Repeat the material exactly as it appears.

┌─ EXCERPTED DATA

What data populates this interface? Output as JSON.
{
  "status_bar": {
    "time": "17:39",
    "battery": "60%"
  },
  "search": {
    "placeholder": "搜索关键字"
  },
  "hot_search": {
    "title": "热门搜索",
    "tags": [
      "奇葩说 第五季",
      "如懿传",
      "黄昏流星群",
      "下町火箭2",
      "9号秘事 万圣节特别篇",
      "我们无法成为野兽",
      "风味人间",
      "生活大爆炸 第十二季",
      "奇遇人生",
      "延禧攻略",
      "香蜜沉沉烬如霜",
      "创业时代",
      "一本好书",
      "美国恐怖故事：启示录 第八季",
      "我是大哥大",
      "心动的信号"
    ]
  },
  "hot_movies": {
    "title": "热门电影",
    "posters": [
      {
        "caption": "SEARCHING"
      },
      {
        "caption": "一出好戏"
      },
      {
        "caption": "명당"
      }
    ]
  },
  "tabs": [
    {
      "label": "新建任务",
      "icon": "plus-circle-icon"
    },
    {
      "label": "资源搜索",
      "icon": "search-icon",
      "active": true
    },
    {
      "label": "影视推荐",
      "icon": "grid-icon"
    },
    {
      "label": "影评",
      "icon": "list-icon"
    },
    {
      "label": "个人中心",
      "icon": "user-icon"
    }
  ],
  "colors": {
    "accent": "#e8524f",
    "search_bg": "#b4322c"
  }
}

└─

### THE OUTPUT
What data populates this interface? Output as JSON.
{
  "status_bar": {
    "time": "17:39",
    "battery": "60%"
  },
  "search": {
    "placeholder": "搜索关键字"
  },
  "hot_search": {
    "title": "热门搜索",
    "tags": [
      "奇葩说 第五季",
      "如懿传",
      "黄昏流星群",
      "下町火箭2",
      "9号秘事 万圣节特别篇",
      "我们无法成为野兽",
      "风味人间",
      "生活大爆炸 第十二季",
      "奇遇人生",
      "延禧攻略",
      "香蜜沉沉烬如霜",
      "创业时代",
      "一本好书",
      "美国恐怖故事：启示录 第八季",
      "我是大哥大",
      "心动的信号"
    ]
  },
  "hot_movies": {
    "title": "热门电影",
    "posters": [
      {
        "caption": "SEARCHING"
      },
      {
        "caption": "一出好戏"
      },
      {
        "caption": "명당"
      }
    ]
  },
  "tabs": [
    {
      "label": "新建任务",
      "icon": "plus-circle-icon"
    },
    {
      "label": "资源搜索",
      "icon": "search-icon",
      "active": true
    },
    {
      "label": "影视推荐",
      "icon": "grid-icon"
    },
    {
      "label": "影评",
      "icon": "list-icon"
    },
    {
      "label": "个人中心",
      "icon": "user-icon"
    }
  ],
  "colors": {
    "accent": "#e8524f",
    "search_bg": "#b4322c"
  }
}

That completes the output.